● Task brief
Lines containing the word "Jaroń" are the ones to copy from the records below.

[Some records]
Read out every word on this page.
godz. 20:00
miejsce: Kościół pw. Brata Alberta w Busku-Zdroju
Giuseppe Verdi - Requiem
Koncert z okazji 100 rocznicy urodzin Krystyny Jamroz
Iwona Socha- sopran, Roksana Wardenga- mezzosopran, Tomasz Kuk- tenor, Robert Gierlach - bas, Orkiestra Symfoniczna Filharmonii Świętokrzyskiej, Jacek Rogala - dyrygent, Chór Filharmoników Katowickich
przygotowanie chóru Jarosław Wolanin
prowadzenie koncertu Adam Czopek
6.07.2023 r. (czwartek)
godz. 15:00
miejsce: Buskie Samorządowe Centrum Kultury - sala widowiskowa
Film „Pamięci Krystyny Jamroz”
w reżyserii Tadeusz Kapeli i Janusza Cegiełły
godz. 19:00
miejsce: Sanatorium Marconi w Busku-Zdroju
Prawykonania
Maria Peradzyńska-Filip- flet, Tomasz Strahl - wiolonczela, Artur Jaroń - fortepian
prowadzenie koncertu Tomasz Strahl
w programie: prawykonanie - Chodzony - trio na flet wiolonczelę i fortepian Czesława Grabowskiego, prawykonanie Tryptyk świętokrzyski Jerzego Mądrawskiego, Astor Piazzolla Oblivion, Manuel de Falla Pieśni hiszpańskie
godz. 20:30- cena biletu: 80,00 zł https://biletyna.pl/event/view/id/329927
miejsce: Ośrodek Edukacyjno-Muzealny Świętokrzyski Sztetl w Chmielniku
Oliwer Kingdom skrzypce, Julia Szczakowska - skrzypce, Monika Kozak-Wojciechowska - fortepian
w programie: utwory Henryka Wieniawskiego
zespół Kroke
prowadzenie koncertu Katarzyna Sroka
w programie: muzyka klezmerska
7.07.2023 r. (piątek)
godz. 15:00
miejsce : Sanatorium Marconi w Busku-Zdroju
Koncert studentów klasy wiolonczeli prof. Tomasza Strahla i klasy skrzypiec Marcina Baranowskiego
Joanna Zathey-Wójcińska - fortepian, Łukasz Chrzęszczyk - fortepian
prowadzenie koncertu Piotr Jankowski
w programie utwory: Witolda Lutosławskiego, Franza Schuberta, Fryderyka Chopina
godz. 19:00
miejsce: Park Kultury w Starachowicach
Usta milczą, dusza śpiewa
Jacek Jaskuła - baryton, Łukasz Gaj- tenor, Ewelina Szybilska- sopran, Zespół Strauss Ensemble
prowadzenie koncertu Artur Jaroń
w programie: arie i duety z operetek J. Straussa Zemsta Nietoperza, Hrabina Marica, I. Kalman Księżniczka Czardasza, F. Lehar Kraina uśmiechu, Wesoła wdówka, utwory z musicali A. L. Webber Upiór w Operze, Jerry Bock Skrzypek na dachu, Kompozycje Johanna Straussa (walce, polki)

● Written answer
Maria Peradzyńska-Filip- flet, Tomasz Strahl - wiolonczela, Artur Jaroń - fortepian
prowadzenie koncertu Artur Jaroń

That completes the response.